#### EXTRACT
══════════════════════════════

Notwithstanding the relevant overview of cloud-based architectures for WSNs provided by the aforementioned works, showed several limitations that inspire us to propose the back-end cloud architecture. Given the astronomical amount of data potentially exploitable, approaches must first be put in place to manage this wealth of information, to store and prioritize this data in an adhesive way, with a view to their subsequent exploitation. Above all, they must be aggregated in a very short period. Real-time data processing (streaming) is able to consider time constraints and computing, to deliver accurate results with very low latency.

Most of the related works focused on the design and implementation of domain-specific monitoring systems based on WSNs, rather than on data-intensive services or on real-time data processing. Big data approaches relying on traditional data warehouses often pose latency problems, making them unsuitable for new data use cases like in [21]. It is important to consider the entire flow of incoming events instead of only keeping the results of these events at the risk of having data that are not immediately up to date on all the hosting machines. Works on [13] and [19] suffer from the bandwidth saturation and needs to reduce or to process the data flow. Thus, some cloud-based architectures are simulation-based such as [17] and [18]. Finally, a response time is made mandatory with regard to the computer values of the data which is a limitation of the work performed in [24].

Considering the limitations of existing solutions and according to the comparative analysis performed in Table. 1, a new cloud-based architecture is designed. To sum up, the distinctive characteristics of the proposed design are as follows: high-availability, elasticity, a distributed infrastructure, with a reduced latency and high throughput values as described in the next section.

Table 1 Comparative study of existing cloud-based architecture systems

3 REDA: Proposed back-end cloud-based architecture for real-time processing

The main purpose of this paper is to create a cloud-based architecture with high availability, high throughput and low latency using open source frameworks. To this end, the internal AWS architecture is used, which offers a secure way to connect things such as sensors and microcontrollers to the cloud. Moreover, this service enables users to store and analyse their data and remotely control devices via tablets or phones. The AWS IoT internal structure includes, mainly, the message broker, which presents the interface between things and AWS IoT. The message broker service is responsible for the synchronization of IoT devices and the transmission/reception of messages. Devices report their state by publishing packets to a specific topic, and the message broker forwards received messages to existed subscribed client(s) or AWS services. The AWS message broker is similar to the MQTT message broker, but it supports in addition HTTPS or MQTT over the WebSocket protocols to publish messages. When the message arrives to the AWS IoT, the user can apply same high level tasks such as filtering messages, inserting or updating data in the database or same low level tasks such as data processing or data mining [22].

══════════════════════════════

#### SHORT EXERCISE 1
Recast the rows in the first block below as a JSON list of strings, one string per line, starting at the line containing "cell-degree: บธ.บ. (367, 169, 445, 190)" and ending at the line containing "cell-degree: ค.บ. (367, 317, 445, 338)", with both of those lines included and any blank lines omitted.

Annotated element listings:
══════════════════════════════

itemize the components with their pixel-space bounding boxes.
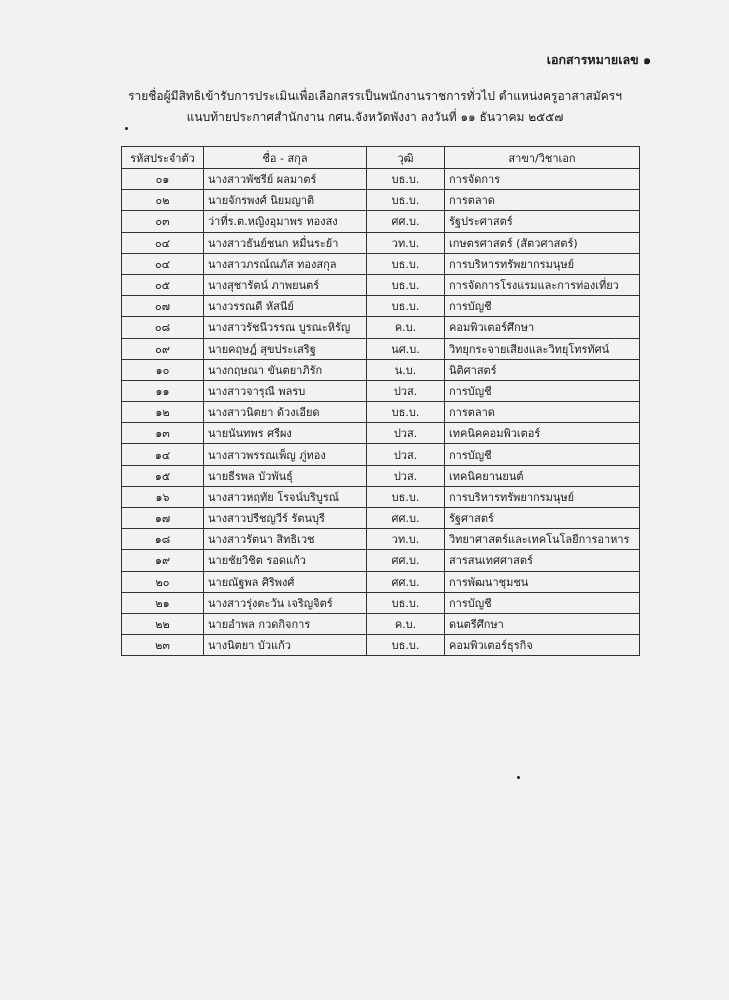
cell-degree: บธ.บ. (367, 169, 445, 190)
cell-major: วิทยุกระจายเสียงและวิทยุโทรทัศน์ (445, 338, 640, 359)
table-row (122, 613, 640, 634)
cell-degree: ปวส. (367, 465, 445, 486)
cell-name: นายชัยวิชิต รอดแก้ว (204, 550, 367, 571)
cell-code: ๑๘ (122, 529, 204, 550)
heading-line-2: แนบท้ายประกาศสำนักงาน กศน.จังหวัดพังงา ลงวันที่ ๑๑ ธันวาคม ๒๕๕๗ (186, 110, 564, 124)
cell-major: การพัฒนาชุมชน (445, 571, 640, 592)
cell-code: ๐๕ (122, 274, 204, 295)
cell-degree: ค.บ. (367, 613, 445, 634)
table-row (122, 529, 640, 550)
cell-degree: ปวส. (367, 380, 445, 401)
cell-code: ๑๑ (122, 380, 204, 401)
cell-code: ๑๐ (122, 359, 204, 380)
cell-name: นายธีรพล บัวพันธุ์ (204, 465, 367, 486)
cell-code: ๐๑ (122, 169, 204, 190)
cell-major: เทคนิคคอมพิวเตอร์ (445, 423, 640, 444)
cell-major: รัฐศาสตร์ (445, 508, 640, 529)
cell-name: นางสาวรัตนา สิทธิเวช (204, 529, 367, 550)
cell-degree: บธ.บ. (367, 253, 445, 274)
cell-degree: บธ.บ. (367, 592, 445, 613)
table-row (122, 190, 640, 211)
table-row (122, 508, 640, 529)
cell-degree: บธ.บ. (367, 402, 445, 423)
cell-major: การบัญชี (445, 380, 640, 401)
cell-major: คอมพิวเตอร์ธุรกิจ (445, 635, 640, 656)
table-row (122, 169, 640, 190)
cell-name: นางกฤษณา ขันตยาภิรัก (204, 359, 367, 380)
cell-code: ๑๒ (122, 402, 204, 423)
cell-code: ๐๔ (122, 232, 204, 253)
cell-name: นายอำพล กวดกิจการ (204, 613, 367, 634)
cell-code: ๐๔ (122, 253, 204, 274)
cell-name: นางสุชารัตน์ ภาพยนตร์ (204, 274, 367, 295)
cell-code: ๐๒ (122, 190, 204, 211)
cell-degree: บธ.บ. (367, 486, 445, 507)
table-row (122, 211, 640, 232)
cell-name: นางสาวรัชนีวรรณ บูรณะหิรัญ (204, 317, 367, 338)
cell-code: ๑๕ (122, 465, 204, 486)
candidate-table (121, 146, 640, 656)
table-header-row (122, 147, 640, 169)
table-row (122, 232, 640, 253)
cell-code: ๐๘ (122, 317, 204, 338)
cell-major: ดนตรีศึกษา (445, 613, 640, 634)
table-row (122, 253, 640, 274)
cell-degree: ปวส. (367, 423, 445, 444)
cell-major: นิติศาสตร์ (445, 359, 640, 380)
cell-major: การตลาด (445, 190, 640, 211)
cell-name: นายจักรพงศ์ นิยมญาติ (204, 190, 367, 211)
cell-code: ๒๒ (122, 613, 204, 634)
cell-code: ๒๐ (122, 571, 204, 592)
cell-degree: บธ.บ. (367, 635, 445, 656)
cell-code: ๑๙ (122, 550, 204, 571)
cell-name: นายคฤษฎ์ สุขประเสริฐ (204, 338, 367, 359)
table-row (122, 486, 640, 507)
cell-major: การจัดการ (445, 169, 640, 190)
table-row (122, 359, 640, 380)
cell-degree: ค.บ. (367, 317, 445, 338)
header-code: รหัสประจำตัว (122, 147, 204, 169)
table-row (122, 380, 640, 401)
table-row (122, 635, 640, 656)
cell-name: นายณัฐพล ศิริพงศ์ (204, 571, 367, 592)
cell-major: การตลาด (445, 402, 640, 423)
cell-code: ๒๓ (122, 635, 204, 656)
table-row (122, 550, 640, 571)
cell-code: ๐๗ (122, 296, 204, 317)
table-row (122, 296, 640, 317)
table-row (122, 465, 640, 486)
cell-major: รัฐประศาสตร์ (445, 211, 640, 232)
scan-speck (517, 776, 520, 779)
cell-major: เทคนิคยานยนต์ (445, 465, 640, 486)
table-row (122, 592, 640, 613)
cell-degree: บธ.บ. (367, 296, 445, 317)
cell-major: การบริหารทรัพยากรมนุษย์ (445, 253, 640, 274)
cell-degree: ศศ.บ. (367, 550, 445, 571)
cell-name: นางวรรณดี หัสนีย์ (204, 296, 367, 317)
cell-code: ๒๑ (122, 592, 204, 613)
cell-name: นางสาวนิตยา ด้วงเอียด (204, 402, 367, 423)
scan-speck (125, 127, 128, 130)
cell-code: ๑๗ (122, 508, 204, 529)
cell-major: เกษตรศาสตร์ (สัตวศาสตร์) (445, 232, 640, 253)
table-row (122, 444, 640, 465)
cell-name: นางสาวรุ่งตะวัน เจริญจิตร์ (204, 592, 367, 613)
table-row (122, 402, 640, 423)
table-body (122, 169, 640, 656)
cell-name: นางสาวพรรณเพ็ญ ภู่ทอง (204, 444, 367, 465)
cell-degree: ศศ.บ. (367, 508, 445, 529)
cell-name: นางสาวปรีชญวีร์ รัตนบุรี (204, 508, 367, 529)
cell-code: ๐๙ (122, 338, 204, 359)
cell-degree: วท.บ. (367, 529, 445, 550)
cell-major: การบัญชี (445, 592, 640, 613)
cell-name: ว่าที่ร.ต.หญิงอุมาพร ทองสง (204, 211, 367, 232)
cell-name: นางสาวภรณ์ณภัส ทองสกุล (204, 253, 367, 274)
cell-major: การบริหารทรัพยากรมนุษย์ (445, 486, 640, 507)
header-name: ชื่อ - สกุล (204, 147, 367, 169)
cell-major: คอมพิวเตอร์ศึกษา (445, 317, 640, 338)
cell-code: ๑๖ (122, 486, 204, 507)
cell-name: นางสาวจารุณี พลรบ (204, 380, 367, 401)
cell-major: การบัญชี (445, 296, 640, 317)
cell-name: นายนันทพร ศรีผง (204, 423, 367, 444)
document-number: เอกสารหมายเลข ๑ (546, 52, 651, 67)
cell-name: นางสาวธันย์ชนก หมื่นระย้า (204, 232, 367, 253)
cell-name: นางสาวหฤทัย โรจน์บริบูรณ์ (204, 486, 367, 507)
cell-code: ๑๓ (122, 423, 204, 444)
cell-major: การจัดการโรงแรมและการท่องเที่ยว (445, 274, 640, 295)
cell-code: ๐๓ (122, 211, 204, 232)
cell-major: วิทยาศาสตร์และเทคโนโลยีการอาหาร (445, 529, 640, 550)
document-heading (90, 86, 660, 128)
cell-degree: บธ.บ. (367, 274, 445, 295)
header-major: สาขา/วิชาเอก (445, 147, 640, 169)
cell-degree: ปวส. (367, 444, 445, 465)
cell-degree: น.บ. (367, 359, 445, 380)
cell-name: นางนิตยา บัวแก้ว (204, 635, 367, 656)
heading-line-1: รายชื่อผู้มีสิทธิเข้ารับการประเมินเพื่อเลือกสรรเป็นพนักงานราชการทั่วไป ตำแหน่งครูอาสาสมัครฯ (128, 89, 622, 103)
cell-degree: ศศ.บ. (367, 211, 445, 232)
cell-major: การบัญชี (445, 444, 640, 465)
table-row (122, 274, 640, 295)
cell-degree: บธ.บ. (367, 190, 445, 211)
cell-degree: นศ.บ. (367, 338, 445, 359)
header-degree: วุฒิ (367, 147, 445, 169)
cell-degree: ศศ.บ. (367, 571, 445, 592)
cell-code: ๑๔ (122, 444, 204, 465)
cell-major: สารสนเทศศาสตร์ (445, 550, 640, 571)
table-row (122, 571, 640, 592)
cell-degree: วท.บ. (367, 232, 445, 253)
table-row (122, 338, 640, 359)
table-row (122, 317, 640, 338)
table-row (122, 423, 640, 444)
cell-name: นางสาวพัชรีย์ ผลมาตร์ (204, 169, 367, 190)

══════════════════════════════

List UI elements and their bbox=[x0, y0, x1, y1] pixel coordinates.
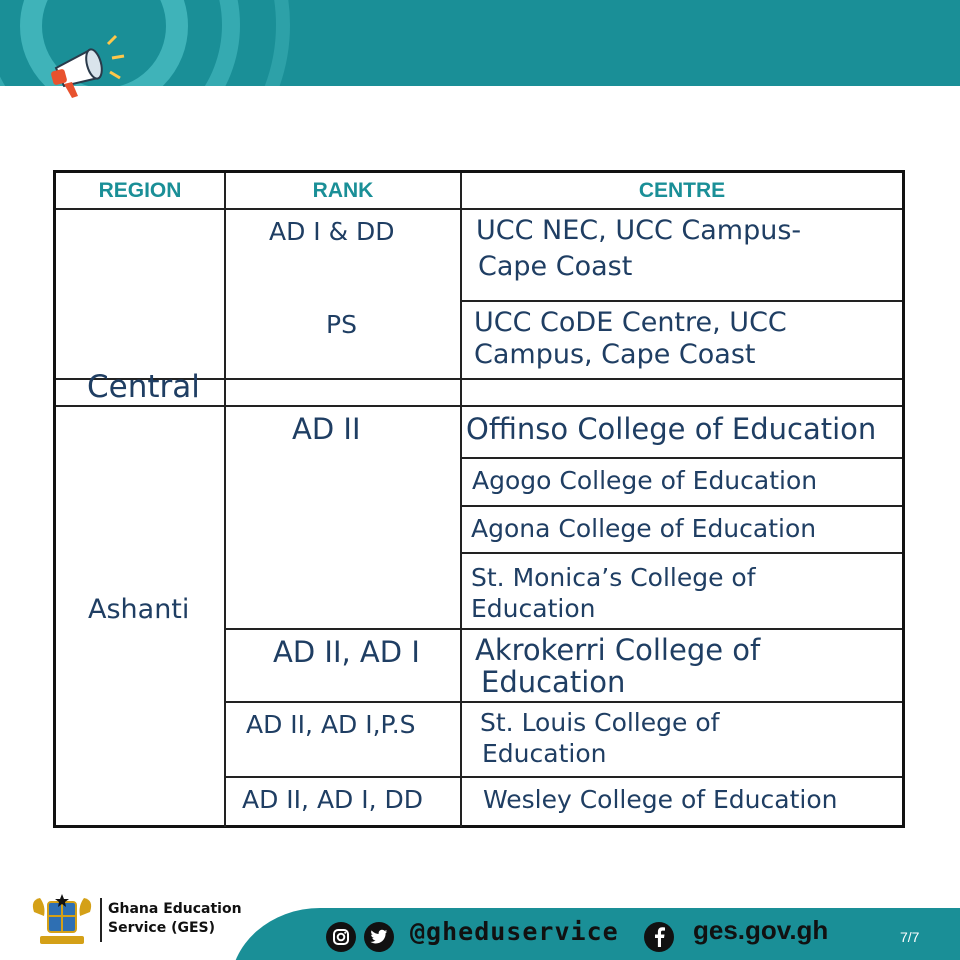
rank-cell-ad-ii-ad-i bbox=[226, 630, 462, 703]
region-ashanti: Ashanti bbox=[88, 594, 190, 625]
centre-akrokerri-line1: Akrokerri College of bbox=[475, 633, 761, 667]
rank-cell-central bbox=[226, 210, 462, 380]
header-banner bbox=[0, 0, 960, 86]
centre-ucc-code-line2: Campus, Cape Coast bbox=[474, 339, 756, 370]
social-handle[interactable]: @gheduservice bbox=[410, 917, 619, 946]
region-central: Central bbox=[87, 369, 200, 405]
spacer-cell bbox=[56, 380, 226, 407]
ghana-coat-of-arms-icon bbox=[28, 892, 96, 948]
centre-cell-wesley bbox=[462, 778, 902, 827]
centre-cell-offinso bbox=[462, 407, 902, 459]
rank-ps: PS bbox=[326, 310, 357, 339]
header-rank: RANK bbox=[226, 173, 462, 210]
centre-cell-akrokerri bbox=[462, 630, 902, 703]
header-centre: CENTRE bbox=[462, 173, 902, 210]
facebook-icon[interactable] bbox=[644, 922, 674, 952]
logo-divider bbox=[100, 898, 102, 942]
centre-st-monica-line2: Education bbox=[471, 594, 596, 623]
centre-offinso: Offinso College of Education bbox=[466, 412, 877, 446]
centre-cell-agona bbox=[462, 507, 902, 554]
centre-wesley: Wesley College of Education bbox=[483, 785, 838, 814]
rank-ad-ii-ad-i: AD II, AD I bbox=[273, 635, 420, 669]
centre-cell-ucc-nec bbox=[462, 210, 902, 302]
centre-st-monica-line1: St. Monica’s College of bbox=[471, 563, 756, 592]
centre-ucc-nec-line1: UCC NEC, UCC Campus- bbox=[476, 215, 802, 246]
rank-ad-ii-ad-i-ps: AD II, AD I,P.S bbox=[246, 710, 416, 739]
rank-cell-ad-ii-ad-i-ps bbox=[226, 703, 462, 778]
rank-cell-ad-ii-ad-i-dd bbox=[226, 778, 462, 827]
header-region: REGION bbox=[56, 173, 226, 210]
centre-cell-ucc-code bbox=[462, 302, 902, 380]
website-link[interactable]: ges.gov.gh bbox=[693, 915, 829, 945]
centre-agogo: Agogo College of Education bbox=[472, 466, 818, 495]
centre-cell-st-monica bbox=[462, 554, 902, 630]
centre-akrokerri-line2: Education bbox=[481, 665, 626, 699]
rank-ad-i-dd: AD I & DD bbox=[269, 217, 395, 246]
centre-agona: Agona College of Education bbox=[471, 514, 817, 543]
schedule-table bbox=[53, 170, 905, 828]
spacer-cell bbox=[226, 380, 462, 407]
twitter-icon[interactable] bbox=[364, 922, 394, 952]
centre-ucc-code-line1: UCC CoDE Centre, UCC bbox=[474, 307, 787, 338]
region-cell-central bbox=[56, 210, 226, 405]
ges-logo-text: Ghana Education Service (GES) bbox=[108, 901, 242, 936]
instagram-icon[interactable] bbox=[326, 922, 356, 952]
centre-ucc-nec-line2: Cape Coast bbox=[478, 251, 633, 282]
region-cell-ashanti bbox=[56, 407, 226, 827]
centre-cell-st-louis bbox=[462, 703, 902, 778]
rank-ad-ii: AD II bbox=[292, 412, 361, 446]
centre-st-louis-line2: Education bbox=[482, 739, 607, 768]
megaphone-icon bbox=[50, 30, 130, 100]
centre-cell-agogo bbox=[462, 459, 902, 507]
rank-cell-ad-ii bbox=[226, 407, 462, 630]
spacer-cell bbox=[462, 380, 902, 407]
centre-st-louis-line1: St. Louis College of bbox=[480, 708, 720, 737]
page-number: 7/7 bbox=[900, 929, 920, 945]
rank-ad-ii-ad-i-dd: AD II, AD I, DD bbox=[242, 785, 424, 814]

══════════════════════════════

#### SHORT EXERCISE 2
Translate into French this sentence from the passage on cloud-based architectures: "The message broker service is responsible for the synchronization of IoT devices and the transmission/reception of messages."

#### WRITTEN REPLY 1
[
  "cell-degree: บธ.บ. (367, 169, 445, 190)",
  "cell-major: วิทยุกระจายเสียงและวิทยุโทรทัศน์ (445, 338, 640, 359)",
  "table-row (122, 613, 640, 634)",
  "cell-degree: ปวส. (367, 465, 445, 486)",
  "cell-name: นายชัยวิชิต รอดแก้ว (204, 550, 367, 571)",
  "cell-code: ๑๘ (122, 529, 204, 550)",
  "heading-line-2: แนบท้ายประกาศสำนักงาน กศน.จังหวัดพังงา ลงวันที่ ๑๑ ธันวาคม ๒๕๕๗ (186, 110, 564, 124)",
  "cell-major: การพัฒนาชุมชน (445, 571, 640, 592)",
  "cell-code: ๐๕ (122, 274, 204, 295)",
  "cell-degree: ค.บ. (367, 613, 445, 634)",
  "table-row (122, 529, 640, 550)",
  "cell-degree: ปวส. (367, 380, 445, 401)",
  "cell-code: ๑๑ (122, 380, 204, 401)",
  "cell-code: ๑๐ (122, 359, 204, 380)",
  "cell-name: นายธีรพล บัวพันธุ์ (204, 465, 367, 486)",
  "cell-code: ๐๑ (122, 169, 204, 190)",
  "cell-major: เทคนิคคอมพิวเตอร์ (445, 423, 640, 444)",
  "cell-major: รัฐศาสตร์ (445, 508, 640, 529)",
  "cell-name: นางสาวรัตนา สิทธิเวช (204, 529, 367, 550)",
  "cell-degree: บธ.บ. (367, 253, 445, 274)",
  "cell-degree: บธ.บ. (367, 592, 445, 613)",
  "table-row (122, 190, 640, 211)",
  "table-row (122, 508, 640, 529)",
  "cell-degree: บธ.บ. (367, 402, 445, 423)",
  "cell-major: การบัญชี (445, 380, 640, 401)",
  "cell-major: คอมพิวเตอร์ธุรกิจ (445, 635, 640, 656)",
  "table-row (122, 169, 640, 190)",
  "cell-name: นางกฤษณา ขันตยาภิรัก (204, 359, 367, 380)",
  "cell-code: ๑๒ (122, 402, 204, 423)",
  "cell-code: ๐๔ (122, 232, 204, 253)",
  "cell-name: นายอำพล กวดกิจการ (204, 613, 367, 634)",
  "cell-code: ๐๔ (122, 253, 204, 274)",
  "cell-name: นางสุชารัตน์ ภาพยนตร์ (204, 274, 367, 295)",
  "cell-code: ๐๒ (122, 190, 204, 211)",
  "cell-degree: บธ.บ. (367, 486, 445, 507)",
  "table-row (122, 211, 640, 232)",
  "cell-name: นางสาวรัชนีวรรณ บูรณะหิรัญ (204, 317, 367, 338)",
  "cell-code: ๑๕ (122, 465, 204, 486)",
  "candidate-table (121, 146, 640, 656)",
  "table-header-row (122, 147, 640, 169)",
  "table-row (122, 232, 640, 253)",
  "cell-code: ๐๘ (122, 317, 204, 338)",
  "cell-major: ดนตรีศึกษา (445, 613, 640, 634)",
  "table-row (122, 253, 640, 274)",
  "cell-degree: ปวส. (367, 423, 445, 444)",
  "cell-major: นิติศาสตร์ (445, 359, 640, 380)",
  "cell-major: การตลาด (445, 190, 640, 211)",
  "cell-name: นายจักรพงศ์ นิยมญาติ (204, 190, 367, 211)",
  "cell-code: ๒๒ (122, 613, 204, 634)",
  "cell-code: ๒๐ (122, 571, 204, 592)",
  "cell-degree: บธ.บ. (367, 635, 445, 656)",
  "cell-code: ๑๙ (122, 550, 204, 571)",
  "cell-name: นายคฤษฎ์ สุขประเสริฐ (204, 338, 367, 359)",
  "table-row (122, 486, 640, 507)",
  "cell-major: การจัดการ (445, 169, 640, 190)",
  "table-row (122, 359, 640, 380)",
  "cell-degree: ค.บ. (367, 317, 445, 338)"
]

#### WRITTEN REPLY 2
Le service de courtier de messages est responsable de la synchronisation des appareils IoT et de la transmission/réception des messages.